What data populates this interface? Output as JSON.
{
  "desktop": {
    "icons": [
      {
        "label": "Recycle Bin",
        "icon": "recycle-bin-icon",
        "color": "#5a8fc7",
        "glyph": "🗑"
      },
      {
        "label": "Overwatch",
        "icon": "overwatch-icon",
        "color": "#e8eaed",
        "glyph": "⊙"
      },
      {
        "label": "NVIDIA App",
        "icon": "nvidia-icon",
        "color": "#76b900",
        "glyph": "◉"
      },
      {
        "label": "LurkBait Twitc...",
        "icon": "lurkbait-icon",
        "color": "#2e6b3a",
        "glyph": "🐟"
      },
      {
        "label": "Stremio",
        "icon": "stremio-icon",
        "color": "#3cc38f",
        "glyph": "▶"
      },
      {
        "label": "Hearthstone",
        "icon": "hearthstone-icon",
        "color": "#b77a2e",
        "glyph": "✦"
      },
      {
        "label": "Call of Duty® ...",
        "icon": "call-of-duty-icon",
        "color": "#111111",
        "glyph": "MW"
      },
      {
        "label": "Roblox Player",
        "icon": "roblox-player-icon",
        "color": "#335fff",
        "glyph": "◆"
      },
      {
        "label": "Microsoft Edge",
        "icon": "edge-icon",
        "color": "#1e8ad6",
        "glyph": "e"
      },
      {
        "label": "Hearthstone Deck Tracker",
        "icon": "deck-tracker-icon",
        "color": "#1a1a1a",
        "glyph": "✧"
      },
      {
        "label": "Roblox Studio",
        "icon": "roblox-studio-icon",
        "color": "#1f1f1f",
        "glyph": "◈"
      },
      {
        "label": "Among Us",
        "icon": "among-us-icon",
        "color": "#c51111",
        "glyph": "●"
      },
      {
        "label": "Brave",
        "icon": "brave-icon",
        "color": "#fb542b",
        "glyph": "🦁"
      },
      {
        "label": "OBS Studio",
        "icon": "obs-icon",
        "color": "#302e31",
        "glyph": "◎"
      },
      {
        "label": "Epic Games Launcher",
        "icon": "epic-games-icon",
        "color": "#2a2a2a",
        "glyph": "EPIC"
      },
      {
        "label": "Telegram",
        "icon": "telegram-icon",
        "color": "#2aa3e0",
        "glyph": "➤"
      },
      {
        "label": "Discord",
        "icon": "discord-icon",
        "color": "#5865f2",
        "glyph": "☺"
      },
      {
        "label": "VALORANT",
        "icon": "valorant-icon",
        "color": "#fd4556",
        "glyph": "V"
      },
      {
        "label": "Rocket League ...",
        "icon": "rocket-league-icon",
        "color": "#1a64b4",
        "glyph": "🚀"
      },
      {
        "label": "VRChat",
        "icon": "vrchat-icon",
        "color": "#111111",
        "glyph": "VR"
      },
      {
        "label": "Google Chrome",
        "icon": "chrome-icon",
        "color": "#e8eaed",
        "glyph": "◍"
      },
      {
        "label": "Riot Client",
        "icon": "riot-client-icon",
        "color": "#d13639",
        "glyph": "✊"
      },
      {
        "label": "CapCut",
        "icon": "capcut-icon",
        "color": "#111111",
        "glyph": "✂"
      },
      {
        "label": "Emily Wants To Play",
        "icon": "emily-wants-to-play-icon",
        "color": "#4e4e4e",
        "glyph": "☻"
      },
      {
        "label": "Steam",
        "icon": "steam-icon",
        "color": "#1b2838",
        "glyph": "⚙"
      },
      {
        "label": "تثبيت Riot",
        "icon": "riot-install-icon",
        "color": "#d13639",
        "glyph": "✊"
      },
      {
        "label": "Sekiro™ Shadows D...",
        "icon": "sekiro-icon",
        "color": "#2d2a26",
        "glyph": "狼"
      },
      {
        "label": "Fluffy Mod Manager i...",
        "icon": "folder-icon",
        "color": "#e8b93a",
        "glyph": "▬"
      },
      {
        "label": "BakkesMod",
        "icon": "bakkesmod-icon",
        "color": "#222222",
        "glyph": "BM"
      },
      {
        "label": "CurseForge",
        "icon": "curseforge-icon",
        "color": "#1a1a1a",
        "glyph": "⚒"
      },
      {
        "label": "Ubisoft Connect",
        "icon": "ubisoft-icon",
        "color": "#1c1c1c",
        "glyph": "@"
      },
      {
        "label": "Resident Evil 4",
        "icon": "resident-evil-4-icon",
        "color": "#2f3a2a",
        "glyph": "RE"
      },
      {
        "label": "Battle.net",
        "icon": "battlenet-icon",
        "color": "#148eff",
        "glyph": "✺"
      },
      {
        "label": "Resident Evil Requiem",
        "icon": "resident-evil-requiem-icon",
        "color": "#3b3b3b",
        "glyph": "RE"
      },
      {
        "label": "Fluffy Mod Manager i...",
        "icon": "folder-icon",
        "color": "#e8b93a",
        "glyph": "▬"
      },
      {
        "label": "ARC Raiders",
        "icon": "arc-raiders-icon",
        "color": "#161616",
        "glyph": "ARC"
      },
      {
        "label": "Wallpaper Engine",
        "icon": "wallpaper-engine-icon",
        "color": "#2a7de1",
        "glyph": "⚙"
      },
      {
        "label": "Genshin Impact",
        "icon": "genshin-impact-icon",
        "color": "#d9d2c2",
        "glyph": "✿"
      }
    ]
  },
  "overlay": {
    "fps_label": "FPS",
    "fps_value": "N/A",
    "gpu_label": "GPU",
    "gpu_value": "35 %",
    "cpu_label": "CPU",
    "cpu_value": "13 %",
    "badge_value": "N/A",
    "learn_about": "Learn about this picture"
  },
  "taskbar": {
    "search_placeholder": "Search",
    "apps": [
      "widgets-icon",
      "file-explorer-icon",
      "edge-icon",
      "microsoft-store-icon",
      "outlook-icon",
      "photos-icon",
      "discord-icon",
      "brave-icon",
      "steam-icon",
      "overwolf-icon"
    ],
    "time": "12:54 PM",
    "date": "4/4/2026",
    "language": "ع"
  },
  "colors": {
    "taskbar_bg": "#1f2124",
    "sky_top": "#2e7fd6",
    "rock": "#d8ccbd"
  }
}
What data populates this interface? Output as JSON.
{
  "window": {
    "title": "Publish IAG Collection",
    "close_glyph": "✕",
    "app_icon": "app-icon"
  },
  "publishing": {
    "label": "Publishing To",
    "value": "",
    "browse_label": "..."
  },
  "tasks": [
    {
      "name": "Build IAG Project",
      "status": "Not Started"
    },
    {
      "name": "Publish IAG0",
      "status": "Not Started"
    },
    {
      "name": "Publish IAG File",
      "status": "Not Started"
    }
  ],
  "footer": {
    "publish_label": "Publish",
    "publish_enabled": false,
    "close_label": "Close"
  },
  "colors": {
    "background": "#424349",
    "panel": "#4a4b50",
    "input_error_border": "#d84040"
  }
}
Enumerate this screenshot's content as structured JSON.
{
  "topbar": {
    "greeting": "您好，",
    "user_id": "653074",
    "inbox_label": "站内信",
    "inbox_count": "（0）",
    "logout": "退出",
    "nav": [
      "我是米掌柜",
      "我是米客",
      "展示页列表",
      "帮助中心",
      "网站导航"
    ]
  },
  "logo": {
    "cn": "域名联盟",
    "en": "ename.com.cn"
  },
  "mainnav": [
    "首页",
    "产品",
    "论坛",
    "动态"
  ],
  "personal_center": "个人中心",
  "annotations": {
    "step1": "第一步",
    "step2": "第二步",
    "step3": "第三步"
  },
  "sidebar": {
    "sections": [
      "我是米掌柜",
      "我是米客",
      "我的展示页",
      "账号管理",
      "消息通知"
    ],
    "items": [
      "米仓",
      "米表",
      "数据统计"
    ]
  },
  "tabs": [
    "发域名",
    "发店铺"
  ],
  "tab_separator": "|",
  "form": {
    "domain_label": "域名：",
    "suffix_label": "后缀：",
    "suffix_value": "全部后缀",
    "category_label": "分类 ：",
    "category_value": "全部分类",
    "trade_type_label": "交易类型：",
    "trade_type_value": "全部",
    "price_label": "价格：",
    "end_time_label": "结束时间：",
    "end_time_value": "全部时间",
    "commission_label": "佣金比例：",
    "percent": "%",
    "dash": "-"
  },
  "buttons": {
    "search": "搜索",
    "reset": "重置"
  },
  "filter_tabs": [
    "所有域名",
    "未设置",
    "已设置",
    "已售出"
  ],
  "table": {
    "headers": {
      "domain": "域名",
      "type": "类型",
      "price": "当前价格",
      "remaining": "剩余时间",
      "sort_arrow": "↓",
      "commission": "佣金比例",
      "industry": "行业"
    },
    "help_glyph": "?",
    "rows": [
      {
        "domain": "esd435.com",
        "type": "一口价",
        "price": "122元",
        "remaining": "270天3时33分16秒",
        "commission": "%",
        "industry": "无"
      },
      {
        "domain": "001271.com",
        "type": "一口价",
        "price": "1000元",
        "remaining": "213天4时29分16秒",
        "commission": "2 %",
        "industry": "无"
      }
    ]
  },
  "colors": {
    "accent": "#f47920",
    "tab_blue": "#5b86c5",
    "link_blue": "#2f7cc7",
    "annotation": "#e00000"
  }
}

Requirements >>
Copy all the lines above that hold the string "this".

Full solution >>
What data populates this interface? Output as JSON.
    "learn_about": "Learn about this picture"
What data populates this interface? Output as JSON.
Enumerate this screenshot's content as structured JSON.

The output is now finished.